Print the line that contains "What's the underlying" and every line after it through the last line of the records below, exactly as written and nothing else.

EXCERPTED RECORDS:
— BEGIN —
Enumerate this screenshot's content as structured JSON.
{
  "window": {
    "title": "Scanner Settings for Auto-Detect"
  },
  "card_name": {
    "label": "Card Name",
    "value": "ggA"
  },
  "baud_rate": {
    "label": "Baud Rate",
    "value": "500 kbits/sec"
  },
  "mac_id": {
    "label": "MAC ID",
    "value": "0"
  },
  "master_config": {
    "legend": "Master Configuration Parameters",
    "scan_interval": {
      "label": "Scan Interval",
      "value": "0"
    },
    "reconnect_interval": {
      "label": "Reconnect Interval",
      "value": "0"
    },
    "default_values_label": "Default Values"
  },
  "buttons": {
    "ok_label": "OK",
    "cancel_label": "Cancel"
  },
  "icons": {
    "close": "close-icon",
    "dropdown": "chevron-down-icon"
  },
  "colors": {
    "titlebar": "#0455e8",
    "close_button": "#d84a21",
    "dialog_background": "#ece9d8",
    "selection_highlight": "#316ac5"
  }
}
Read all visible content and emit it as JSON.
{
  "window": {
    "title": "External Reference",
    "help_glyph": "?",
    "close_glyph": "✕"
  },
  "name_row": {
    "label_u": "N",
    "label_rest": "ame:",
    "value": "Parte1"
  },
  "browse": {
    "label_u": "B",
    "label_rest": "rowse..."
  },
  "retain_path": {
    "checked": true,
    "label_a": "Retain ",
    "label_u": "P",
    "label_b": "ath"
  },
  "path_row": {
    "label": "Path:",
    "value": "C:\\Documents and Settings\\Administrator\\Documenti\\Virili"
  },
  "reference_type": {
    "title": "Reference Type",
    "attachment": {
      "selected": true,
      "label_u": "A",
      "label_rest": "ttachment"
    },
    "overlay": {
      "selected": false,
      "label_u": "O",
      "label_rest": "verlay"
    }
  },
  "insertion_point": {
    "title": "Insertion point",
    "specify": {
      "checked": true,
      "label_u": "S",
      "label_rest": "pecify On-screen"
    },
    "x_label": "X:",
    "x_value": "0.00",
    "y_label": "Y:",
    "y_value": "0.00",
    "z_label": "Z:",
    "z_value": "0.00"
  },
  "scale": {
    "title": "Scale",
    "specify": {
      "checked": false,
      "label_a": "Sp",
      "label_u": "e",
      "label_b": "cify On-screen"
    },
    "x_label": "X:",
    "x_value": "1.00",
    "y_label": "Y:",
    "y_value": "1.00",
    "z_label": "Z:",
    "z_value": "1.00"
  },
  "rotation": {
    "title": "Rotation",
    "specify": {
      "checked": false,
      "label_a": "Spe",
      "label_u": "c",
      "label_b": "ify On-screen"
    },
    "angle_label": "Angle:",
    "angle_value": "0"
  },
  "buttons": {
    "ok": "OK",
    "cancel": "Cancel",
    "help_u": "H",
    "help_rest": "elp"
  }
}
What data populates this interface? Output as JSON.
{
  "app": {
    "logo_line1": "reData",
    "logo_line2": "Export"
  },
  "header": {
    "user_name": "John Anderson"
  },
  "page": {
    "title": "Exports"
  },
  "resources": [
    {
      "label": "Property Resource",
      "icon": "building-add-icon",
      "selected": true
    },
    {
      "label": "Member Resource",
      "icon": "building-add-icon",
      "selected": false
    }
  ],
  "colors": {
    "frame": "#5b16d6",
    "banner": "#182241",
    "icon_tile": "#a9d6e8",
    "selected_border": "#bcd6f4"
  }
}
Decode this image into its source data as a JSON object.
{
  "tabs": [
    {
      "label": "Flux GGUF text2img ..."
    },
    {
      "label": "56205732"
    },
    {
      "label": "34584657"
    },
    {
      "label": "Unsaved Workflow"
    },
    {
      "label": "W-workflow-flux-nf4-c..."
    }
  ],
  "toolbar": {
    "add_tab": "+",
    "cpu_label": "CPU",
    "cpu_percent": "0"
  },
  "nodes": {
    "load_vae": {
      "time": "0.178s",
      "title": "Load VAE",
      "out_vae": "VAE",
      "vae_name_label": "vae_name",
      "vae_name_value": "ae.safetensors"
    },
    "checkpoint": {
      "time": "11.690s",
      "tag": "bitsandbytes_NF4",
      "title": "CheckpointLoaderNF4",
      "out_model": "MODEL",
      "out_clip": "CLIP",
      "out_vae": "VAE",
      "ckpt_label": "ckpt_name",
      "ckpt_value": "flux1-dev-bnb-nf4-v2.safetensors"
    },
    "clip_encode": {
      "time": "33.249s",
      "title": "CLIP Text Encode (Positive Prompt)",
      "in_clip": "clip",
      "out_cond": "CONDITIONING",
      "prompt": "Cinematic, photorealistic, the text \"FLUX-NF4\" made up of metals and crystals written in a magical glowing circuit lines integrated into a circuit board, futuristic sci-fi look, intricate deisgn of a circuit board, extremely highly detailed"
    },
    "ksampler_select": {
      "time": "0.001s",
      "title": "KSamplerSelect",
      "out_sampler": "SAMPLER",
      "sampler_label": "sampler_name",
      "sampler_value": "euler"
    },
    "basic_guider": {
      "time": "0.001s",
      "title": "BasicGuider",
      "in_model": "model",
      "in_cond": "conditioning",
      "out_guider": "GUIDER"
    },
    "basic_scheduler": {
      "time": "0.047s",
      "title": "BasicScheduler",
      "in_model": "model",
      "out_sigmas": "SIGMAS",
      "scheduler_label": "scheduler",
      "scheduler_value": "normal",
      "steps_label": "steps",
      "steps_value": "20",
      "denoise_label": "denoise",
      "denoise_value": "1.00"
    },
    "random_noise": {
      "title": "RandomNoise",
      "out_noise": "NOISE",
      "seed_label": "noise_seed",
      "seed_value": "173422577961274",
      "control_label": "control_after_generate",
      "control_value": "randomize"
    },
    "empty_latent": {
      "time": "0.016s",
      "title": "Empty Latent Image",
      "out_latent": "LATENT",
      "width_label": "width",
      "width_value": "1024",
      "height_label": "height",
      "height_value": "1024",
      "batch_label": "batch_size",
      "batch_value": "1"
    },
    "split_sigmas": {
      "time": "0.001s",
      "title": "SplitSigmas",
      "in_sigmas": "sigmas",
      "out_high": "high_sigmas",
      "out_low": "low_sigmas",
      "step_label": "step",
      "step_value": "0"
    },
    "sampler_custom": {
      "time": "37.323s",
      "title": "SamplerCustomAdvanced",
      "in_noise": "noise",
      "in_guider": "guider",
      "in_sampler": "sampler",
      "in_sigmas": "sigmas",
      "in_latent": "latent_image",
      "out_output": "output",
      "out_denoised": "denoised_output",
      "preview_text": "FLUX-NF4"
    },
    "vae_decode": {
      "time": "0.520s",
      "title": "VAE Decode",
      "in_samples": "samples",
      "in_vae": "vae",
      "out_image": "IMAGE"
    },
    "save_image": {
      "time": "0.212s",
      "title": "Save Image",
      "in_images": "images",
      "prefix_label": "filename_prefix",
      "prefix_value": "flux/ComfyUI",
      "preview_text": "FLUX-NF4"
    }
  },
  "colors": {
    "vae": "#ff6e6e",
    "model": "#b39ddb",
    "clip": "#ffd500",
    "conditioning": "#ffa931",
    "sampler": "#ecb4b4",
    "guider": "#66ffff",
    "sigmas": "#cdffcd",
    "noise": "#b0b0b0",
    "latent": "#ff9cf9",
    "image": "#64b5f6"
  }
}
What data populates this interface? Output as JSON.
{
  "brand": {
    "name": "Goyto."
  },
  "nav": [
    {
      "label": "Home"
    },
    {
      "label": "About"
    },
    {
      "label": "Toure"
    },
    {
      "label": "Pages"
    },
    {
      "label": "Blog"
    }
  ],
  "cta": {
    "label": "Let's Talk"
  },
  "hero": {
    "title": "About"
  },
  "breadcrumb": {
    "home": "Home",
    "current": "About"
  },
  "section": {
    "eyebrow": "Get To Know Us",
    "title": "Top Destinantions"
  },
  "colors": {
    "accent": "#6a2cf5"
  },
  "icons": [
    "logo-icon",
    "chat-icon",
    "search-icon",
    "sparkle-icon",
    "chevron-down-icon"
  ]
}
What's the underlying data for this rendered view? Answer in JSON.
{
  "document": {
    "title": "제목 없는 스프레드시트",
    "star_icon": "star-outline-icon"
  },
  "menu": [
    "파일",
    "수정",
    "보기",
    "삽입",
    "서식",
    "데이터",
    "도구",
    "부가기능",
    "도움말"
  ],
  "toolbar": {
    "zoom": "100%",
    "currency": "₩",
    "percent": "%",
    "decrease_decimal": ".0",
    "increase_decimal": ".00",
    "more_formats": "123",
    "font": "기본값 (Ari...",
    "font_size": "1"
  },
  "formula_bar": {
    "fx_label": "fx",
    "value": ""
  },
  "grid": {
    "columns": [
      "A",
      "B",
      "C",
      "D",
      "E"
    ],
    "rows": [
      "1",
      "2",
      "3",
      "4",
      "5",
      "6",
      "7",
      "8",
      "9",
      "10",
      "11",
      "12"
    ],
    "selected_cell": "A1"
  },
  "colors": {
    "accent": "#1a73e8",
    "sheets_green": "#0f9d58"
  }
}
— END —
EXERCISE RESULT:
What's the underlying data for this rendered view? Answer in JSON.
{
  "document": {
    "title": "제목 없는 스프레드시트",
    "star_icon": "star-outline-icon"
  },
  "menu": [
    "파일",
    "수정",
    "보기",
    "삽입",
    "서식",
    "데이터",
    "도구",
    "부가기능",
    "도움말"
  ],
  "toolbar": {
    "zoom": "100%",
    "currency": "₩",
    "percent": "%",
    "decrease_decimal": ".0",
    "increase_decimal": ".00",
    "more_formats": "123",
    "font": "기본값 (Ari...",
    "font_size": "1"
  },
  "formula_bar": {
    "fx_label": "fx",
    "value": ""
  },
  "grid": {
    "columns": [
      "A",
      "B",
      "C",
      "D",
      "E"
    ],
    "rows": [
      "1",
      "2",
      "3",
      "4",
      "5",
      "6",
      "7",
      "8",
      "9",
      "10",
      "11",
      "12"
    ],
    "selected_cell": "A1"
  },
  "colors": {
    "accent": "#1a73e8",
    "sheets_green": "#0f9d58"
  }
}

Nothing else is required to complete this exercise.